Copy out the data that begins at the line containing "- y-axis-label: SDTVAR" and ends with the line containing "- x-tick-label: 15: [388, 432, 406, 448]", including both of those lines.

>> Begin Material for the task

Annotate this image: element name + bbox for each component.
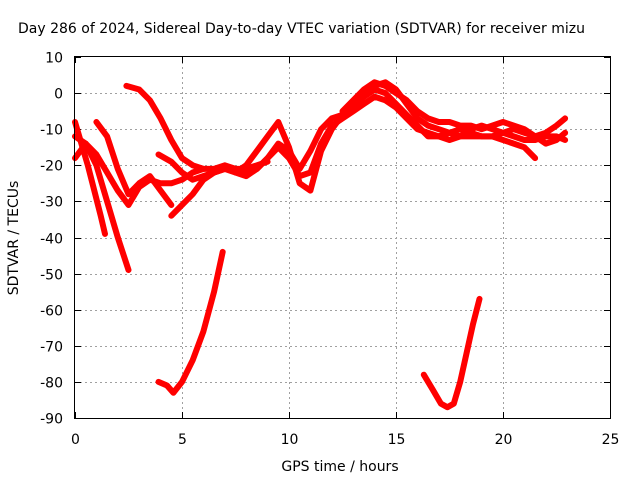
- y-axis-label: SDTVAR / TECUs: [6, 181, 22, 296]
- y-tick-label: 10: [45, 51, 63, 67]
- chart-title: Day 286 of 2024, Sidereal Day-to-day VTE…: [18, 21, 585, 37]
- x-tick-label: 0: [71, 432, 80, 448]
- x-tick-label: 20: [495, 432, 513, 448]
- series-arc-8: [168, 93, 539, 219]
- x-tick-label: 5: [178, 432, 187, 448]
- y-tick-label: -20: [40, 159, 63, 175]
- y-tick-label: -30: [40, 195, 63, 211]
- y-tick-label: -90: [40, 412, 63, 428]
- series-arc-5: [123, 82, 271, 172]
- series-arc-10: [339, 79, 569, 147]
- data-series: [72, 79, 569, 411]
- y-tick-label: -80: [40, 376, 63, 392]
- y-tick-label: -40: [40, 232, 63, 248]
- series-arc-4: [93, 119, 175, 208]
- y-tick-label: -10: [40, 123, 63, 139]
- x-tick-label: 10: [281, 432, 299, 448]
- axis-ticks: 10 0 -10 -20 -30 -40 -50 -60 -70 -80 -90 0 5 10 15 20 25: [40, 51, 619, 449]
- series-arc-11: [420, 295, 483, 411]
- series-arc-6: [155, 248, 226, 396]
- y-tick-label: -50: [40, 268, 63, 284]
- plot-frame: [74, 56, 611, 419]
- y-tick-label: -60: [40, 304, 63, 320]
- y-tick-label: -70: [40, 340, 63, 356]
- x-tick-label: 25: [602, 432, 620, 448]
- x-axis-label: GPS time / hours: [281, 459, 398, 475]
- y-tick-label: 0: [54, 87, 63, 103]
- x-tick-label: 15: [388, 432, 406, 448]
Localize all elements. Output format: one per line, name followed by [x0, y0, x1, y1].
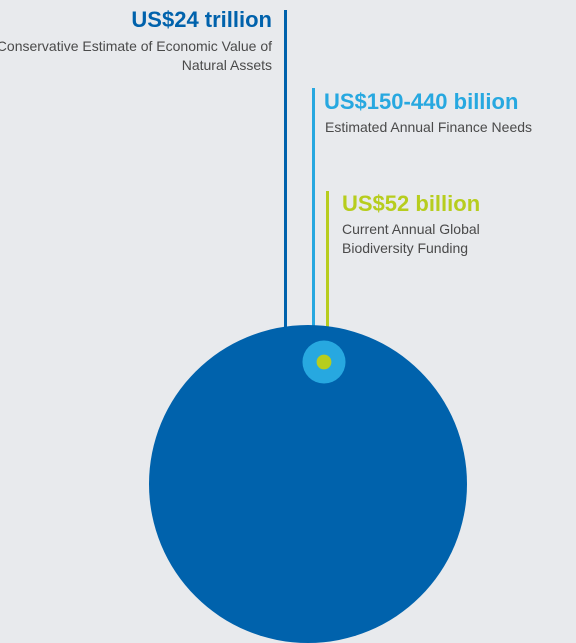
- finance-needs-description: Estimated Annual Finance Needs: [325, 119, 533, 135]
- natural-assets-value: US$24 trillion: [131, 7, 272, 32]
- biodiversity-funding-value: US$52 billion: [342, 191, 481, 216]
- finance-needs-value: US$150-440 billion: [324, 89, 519, 114]
- natural-assets-description: Conservative Estimate of Economic Value …: [0, 38, 272, 73]
- circle-natural-assets: [149, 325, 467, 643]
- biodiversity-funding-description: Current Annual Global Biodiversity Fundi…: [342, 221, 480, 256]
- circle-biodiversity-funding: [316, 354, 332, 370]
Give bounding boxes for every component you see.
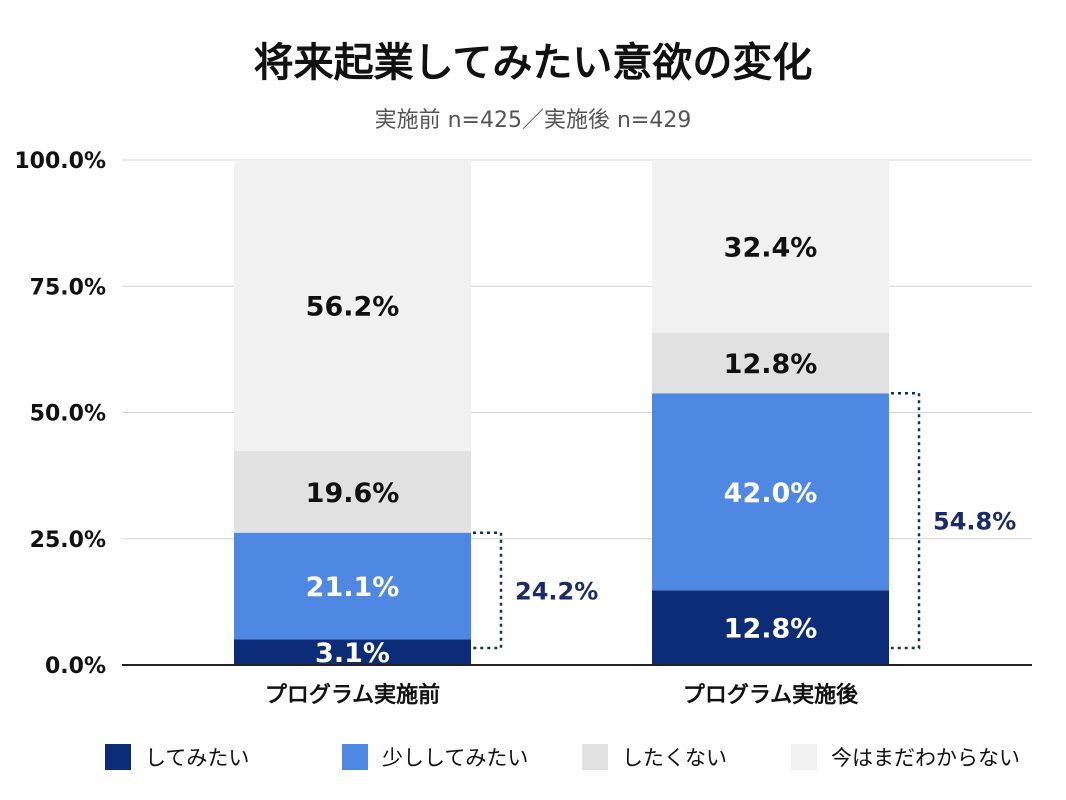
y-tick-label: 100.0% (14, 149, 106, 174)
data-label: 12.8% (724, 349, 818, 380)
y-axis-ticks: 0.0% 25.0% 50.0% 75.0% 100.0% (14, 149, 106, 679)
data-label: 42.0% (724, 478, 818, 509)
data-label: 19.6% (306, 478, 400, 509)
bar-segment (652, 332, 889, 394)
legend: してみたい 少ししてみたい したくない 今はまだわからない (105, 744, 1020, 770)
bar-segment (234, 450, 471, 533)
bar-segment (652, 590, 889, 665)
legend-label: 今はまだわからない (831, 746, 1020, 770)
data-label: 32.4% (724, 232, 818, 263)
data-label: 56.2% (306, 291, 400, 322)
chart-subtitle: 実施前 n=425／実施後 n=429 (374, 108, 692, 133)
legend-swatch (342, 744, 368, 770)
legend-label: 少ししてみたい (382, 746, 528, 770)
bar-segment (234, 639, 471, 665)
bracket (891, 392, 921, 650)
y-tick-label: 75.0% (30, 275, 106, 300)
bar-segment (234, 532, 471, 640)
legend-label: したくない (622, 746, 727, 770)
bars: 3.1% 21.1% 19.6% 56.2% 12.8% 42.0% 12.8% 32.4% (234, 160, 889, 669)
bracket-label: 24.2% (515, 577, 598, 605)
y-tick-label: 0.0% (45, 654, 106, 679)
x-category-label: プログラム実施前 (265, 682, 440, 708)
bar-segment (652, 393, 889, 591)
bar-segment (652, 160, 889, 333)
legend-swatch (791, 744, 817, 770)
x-category-label: プログラム実施後 (683, 682, 859, 708)
bracket (473, 531, 503, 650)
bar-segment (234, 160, 471, 451)
legend-label: してみたい (145, 746, 249, 770)
bracket-label: 54.8% (933, 508, 1016, 536)
legend-swatch (582, 744, 608, 770)
y-tick-label: 25.0% (30, 528, 106, 553)
data-label: 3.1% (315, 638, 390, 669)
category-labels: プログラム実施前 プログラム実施後 (265, 682, 859, 708)
data-label: 21.1% (306, 572, 400, 603)
bracket-annotations: 24.2% 54.8% (473, 392, 1016, 650)
chart-title: 将来起業してみたい意欲の変化 (253, 40, 813, 86)
legend-swatch (105, 744, 131, 770)
y-tick-label: 50.0% (30, 402, 106, 427)
data-label: 12.8% (724, 614, 818, 645)
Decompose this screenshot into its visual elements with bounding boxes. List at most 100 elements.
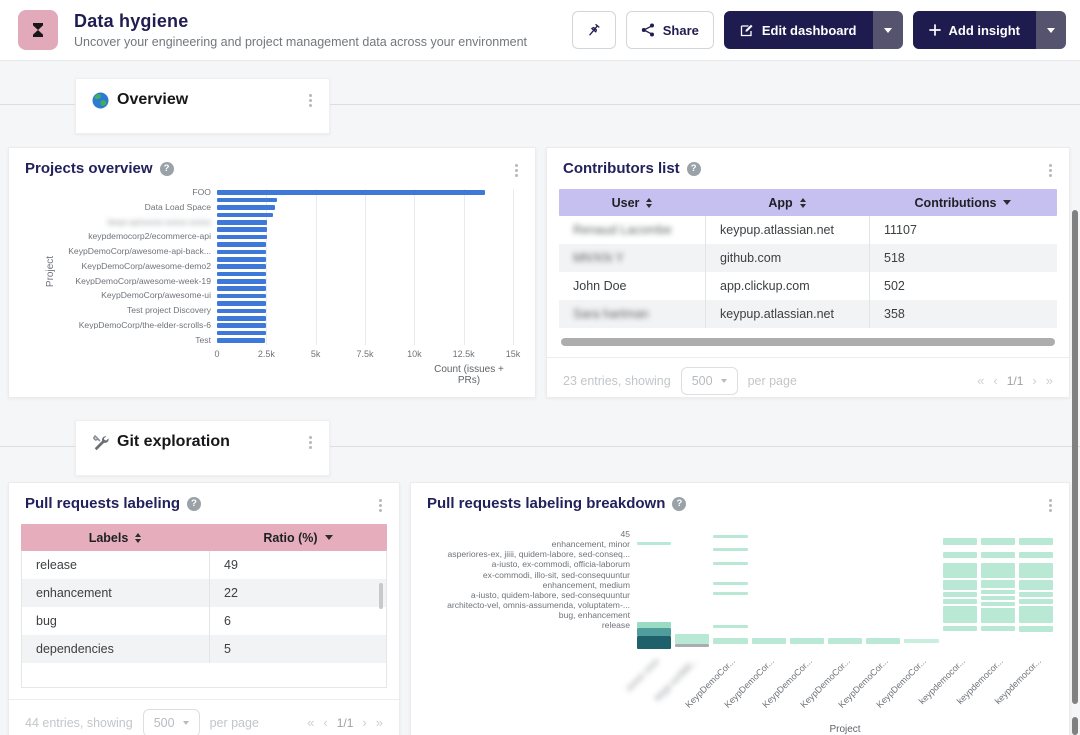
page-vertical-scrollbar[interactable]: [1072, 210, 1078, 704]
bar: [217, 323, 266, 329]
section-overview-menu-button[interactable]: [303, 91, 317, 107]
entries-text: 44 entries, showing: [25, 715, 133, 730]
help-icon[interactable]: [672, 496, 687, 511]
chart-segment: [1018, 538, 1054, 545]
bar-track: [217, 233, 513, 240]
bar-label: KeypDemoCorp/awesome-demo2: [81, 262, 211, 271]
pr-labeling-sort-ratio[interactable]: Ratio (%): [209, 531, 387, 545]
bar-track: [217, 337, 513, 344]
edit-dashboard-button[interactable]: Edit dashboard: [723, 11, 873, 49]
prev-page-button[interactable]: ‹: [323, 715, 328, 730]
next-page-button[interactable]: ›: [1032, 373, 1037, 388]
bar-row: [217, 329, 513, 336]
chart-column: keypdemocor...: [955, 526, 1015, 722]
contributors-list-menu-button[interactable]: [1043, 161, 1057, 177]
cell-app: keypup.atlassian.net: [705, 216, 869, 244]
contributors-horizontal-scrollbar[interactable]: [561, 338, 1055, 346]
add-insight-menu-button[interactable]: [1036, 11, 1066, 49]
section-title-overview: Overview: [117, 91, 189, 108]
column-segments: [866, 526, 901, 650]
pr-breakdown-chart: 45 enhancement, minor asperiores-ex, jiiii…: [411, 526, 1069, 722]
section-card-overview: Overview: [75, 78, 330, 134]
bar: [217, 264, 267, 269]
contributors-list-card: Contributors list User App Contributions: [546, 147, 1070, 398]
cell-contributions: 11107: [869, 216, 1057, 244]
chart-segment: [980, 538, 1015, 545]
bar-track: [217, 307, 513, 314]
contributors-page-size-select[interactable]: 500: [680, 366, 738, 395]
cell-contributions: 518: [869, 244, 1057, 272]
contributors-sort-user[interactable]: User: [559, 196, 705, 210]
page-vertical-scrollbar-end[interactable]: [1072, 717, 1078, 735]
table-row: bug 6: [22, 607, 386, 635]
help-icon[interactable]: [159, 161, 174, 176]
chart-column: KeypDemoCor...: [684, 526, 748, 722]
help-icon[interactable]: [686, 161, 701, 176]
sort-desc-icon: [324, 535, 333, 540]
section-card-git-exploration: Git exploration: [75, 420, 330, 476]
first-page-button[interactable]: «: [977, 373, 985, 388]
pin-button[interactable]: [571, 11, 616, 49]
x-tick-label: 0: [214, 349, 220, 360]
chart-segment: [827, 638, 863, 644]
gridline: [266, 189, 268, 345]
contributors-sort-app[interactable]: App: [705, 196, 869, 210]
contributors-table: User App Contributions Renaud Lacombe key…: [559, 189, 1057, 328]
chevron-down-icon: [883, 27, 892, 33]
cell-ratio: 22: [209, 579, 386, 607]
chart-segment: [980, 563, 1015, 578]
chevron-down-icon: [182, 720, 189, 725]
next-page-button[interactable]: ›: [362, 715, 367, 730]
y-axis-tick-label: enhancement, medium: [542, 579, 630, 590]
bar-label: KeypDemoCorp/awesome-api-back...: [68, 248, 211, 256]
chart-segment: [904, 639, 939, 643]
chart-segment: [942, 599, 977, 604]
first-page-button[interactable]: «: [307, 715, 315, 730]
bar-row: Test: [195, 337, 513, 344]
gridline: [513, 189, 514, 345]
column-segments: [980, 526, 1015, 650]
cell-label: bug: [36, 614, 57, 628]
pr-labeling-page-size-select[interactable]: 500: [142, 708, 200, 735]
bar-track: [217, 278, 513, 285]
bar-label: Test: [195, 336, 211, 345]
contributors-sort-contributions[interactable]: Contributions: [869, 196, 1057, 210]
bar: [217, 308, 266, 314]
contributors-table-header: User App Contributions: [559, 189, 1057, 216]
prev-page-button[interactable]: ‹: [993, 373, 998, 388]
entries-text: 23 entries, showing: [563, 373, 671, 388]
projects-overview-menu-button[interactable]: [509, 161, 523, 177]
bar-label: Data Load Space: [144, 203, 211, 212]
plus-icon: [928, 24, 941, 36]
pr-breakdown-columns: xxxxx xxxx keyp-xx/ddd... KeypDemoCor... Ke…: [624, 526, 1069, 722]
bar-row: KeypDemoCorp/awesome-ui: [101, 292, 513, 300]
chart-segment: [751, 638, 786, 644]
pr-breakdown-menu-button[interactable]: [1043, 496, 1057, 512]
bar-label: FOO: [192, 188, 211, 197]
last-page-button[interactable]: »: [1045, 373, 1053, 388]
chart-column: KeypDemoCor...: [760, 526, 824, 722]
gridline: [414, 189, 416, 345]
column-segments: [942, 526, 977, 650]
contributors-pager: « ‹ 1/1 › »: [977, 373, 1053, 388]
chevron-down-icon: [1047, 27, 1055, 33]
edit-dashboard-menu-button[interactable]: [872, 11, 903, 49]
section-git-menu-button[interactable]: [303, 433, 317, 449]
bar: [217, 301, 266, 306]
bar-row: [217, 256, 513, 263]
help-icon[interactable]: [187, 496, 202, 511]
chart-segment: [866, 638, 901, 644]
share-button[interactable]: Share: [625, 11, 714, 49]
pr-labeling-vertical-scrollbar[interactable]: [379, 583, 383, 609]
bar-row: FOO: [192, 189, 513, 196]
column-segments: [675, 526, 710, 650]
cell-user: John Doe: [573, 279, 627, 293]
column-segments: [751, 526, 786, 650]
pr-labeling-menu-button[interactable]: [373, 496, 387, 512]
bar-row: [217, 315, 513, 322]
last-page-button[interactable]: »: [375, 715, 383, 730]
add-insight-button[interactable]: Add insight: [912, 11, 1036, 49]
bar-row: Test project Discovery: [127, 307, 513, 315]
sort-desc-icon: [1003, 200, 1012, 205]
pr-labeling-sort-labels[interactable]: Labels: [21, 531, 209, 545]
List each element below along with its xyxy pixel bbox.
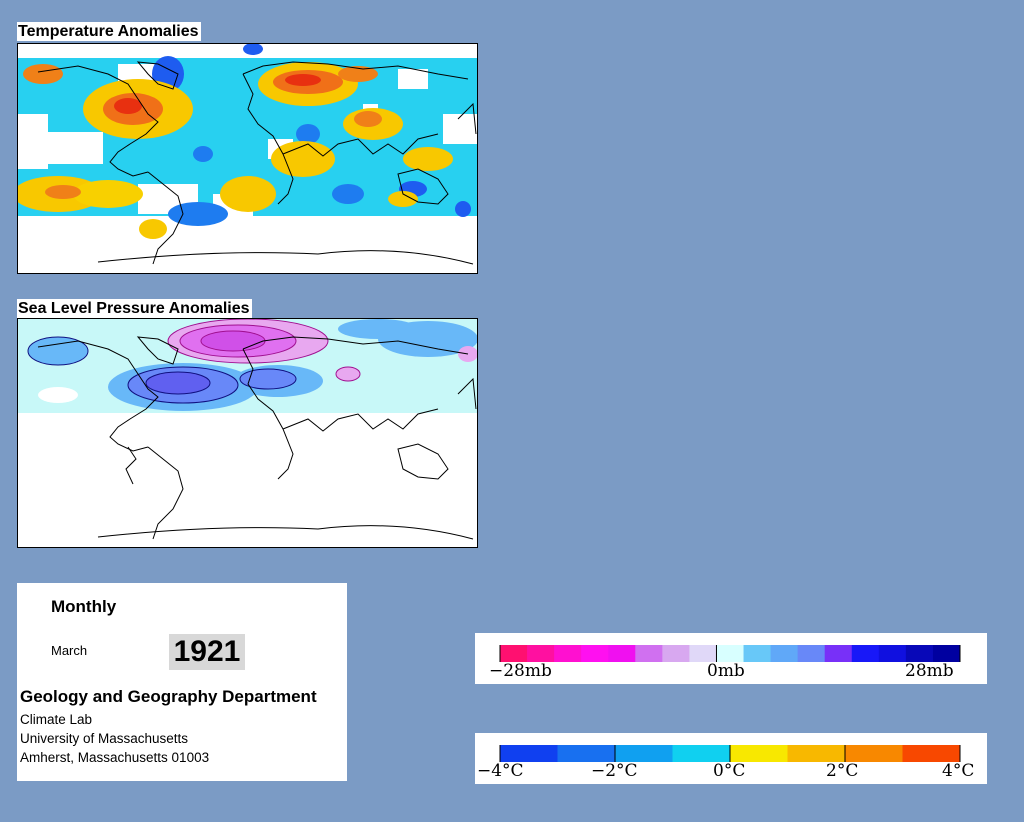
- lab-label: Climate Lab: [20, 712, 93, 727]
- legend-swatch: [527, 645, 555, 662]
- pressure-colorbar: [499, 645, 961, 662]
- legend-swatch: [845, 745, 903, 762]
- temp-coastlines: [37, 61, 477, 265]
- pressure-legend-max: 28mb: [905, 661, 954, 681]
- legend-swatch: [615, 745, 673, 762]
- month-label: March: [51, 643, 88, 658]
- legend-swatch: [787, 745, 846, 762]
- temperature-title: Temperature Anomalies: [17, 22, 201, 41]
- legend-swatch: [932, 645, 961, 662]
- year-label: 1921: [169, 634, 245, 670]
- legend-swatch: [730, 745, 788, 762]
- legend-swatch: [672, 745, 731, 762]
- legend-swatch: [905, 645, 934, 662]
- pressure-map-svg: [18, 319, 477, 547]
- temperature-colorbar: [499, 745, 961, 762]
- legend-swatch: [878, 645, 907, 662]
- pressure-title: Sea Level Pressure Anomalies: [17, 299, 252, 318]
- legend-swatch: [500, 645, 528, 662]
- info-panel: Monthly March 1921 Geology and Geography…: [17, 583, 347, 781]
- legend-swatch: [902, 745, 961, 762]
- legend-swatch: [557, 745, 616, 762]
- legend-swatch: [662, 645, 690, 662]
- temperature-legend-plus4: 4°C: [942, 761, 975, 781]
- temperature-legend: −4°C −2°C 0°C 2°C 4°C: [475, 733, 987, 784]
- period-label: Monthly: [51, 597, 117, 616]
- temperature-legend-plus2: 2°C: [826, 761, 859, 781]
- legend-swatch: [554, 645, 582, 662]
- legend-swatch: [851, 645, 880, 662]
- temperature-legend-minus2: −2°C: [591, 761, 638, 781]
- slp-contours-low: [27, 336, 297, 404]
- pressure-legend-zero: 0mb: [707, 661, 745, 681]
- university-label: University of Massachusetts: [20, 731, 189, 746]
- legend-swatch: [581, 645, 609, 662]
- legend-swatch: [500, 745, 558, 762]
- legend-swatch: [743, 645, 772, 662]
- legend-swatch: [716, 645, 745, 662]
- legend-swatch: [770, 645, 799, 662]
- temp-nodata-west: [18, 114, 48, 169]
- temperature-legend-zero: 0°C: [713, 761, 746, 781]
- slp-nodata-south: [18, 413, 477, 547]
- address-label: Amherst, Massachusetts 01003: [20, 750, 210, 765]
- legend-swatch: [608, 645, 636, 662]
- pressure-legend: −28mb 0mb 28mb: [475, 633, 987, 684]
- temperature-map-svg: [18, 44, 477, 273]
- department-label: Geology and Geography Department: [20, 687, 317, 706]
- pressure-anomaly-map: [17, 318, 478, 548]
- legend-swatch: [689, 645, 717, 662]
- legend-swatch: [824, 645, 853, 662]
- slp-coastlines: [37, 336, 477, 540]
- temperature-anomaly-map: [17, 43, 478, 274]
- temperature-legend-minus4: −4°C: [477, 761, 524, 781]
- temp-nodata-south: [18, 216, 477, 273]
- pressure-legend-min: −28mb: [489, 661, 552, 681]
- legend-swatch: [635, 645, 663, 662]
- legend-swatch: [797, 645, 826, 662]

>> End Material for the task

* Answer to this exercise:
- y-axis-label: SDTVAR / TECUs: [6, 181, 22, 296]
- y-tick-label: 10: [45, 51, 63, 67]
- chart-title: Day 286 of 2024, Sidereal Day-to-day VTE…: [18, 21, 585, 37]
- x-tick-label: 0: [71, 432, 80, 448]
- x-tick-label: 20: [495, 432, 513, 448]
- series-arc-8: [168, 93, 539, 219]
- x-tick-label: 5: [178, 432, 187, 448]
- y-tick-label: -20: [40, 159, 63, 175]
- y-tick-label: -30: [40, 195, 63, 211]
- y-tick-label: -90: [40, 412, 63, 428]
- series-arc-5: [123, 82, 271, 172]
- series-arc-10: [339, 79, 569, 147]
- data-series: [72, 79, 569, 411]
- y-tick-label: -80: [40, 376, 63, 392]
- y-tick-label: -40: [40, 232, 63, 248]
- series-arc-4: [93, 119, 175, 208]
- y-tick-label: -10: [40, 123, 63, 139]
- x-tick-label: 10: [281, 432, 299, 448]
- axis-ticks: 10 0 -10 -20 -30 -40 -50 -60 -70 -80 -90 0 5 10 15 20 25: [40, 51, 619, 449]
- series-arc-11: [420, 295, 483, 411]
- series-arc-6: [155, 248, 226, 396]
- y-tick-label: -50: [40, 268, 63, 284]
- plot-frame: [74, 56, 611, 419]
- y-tick-label: -60: [40, 304, 63, 320]
- y-tick-label: -70: [40, 340, 63, 356]
- x-tick-label: 25: [602, 432, 620, 448]
- x-axis-label: GPS time / hours: [281, 459, 398, 475]
- y-tick-label: 0: [54, 87, 63, 103]
- x-tick-label: 15: [388, 432, 406, 448]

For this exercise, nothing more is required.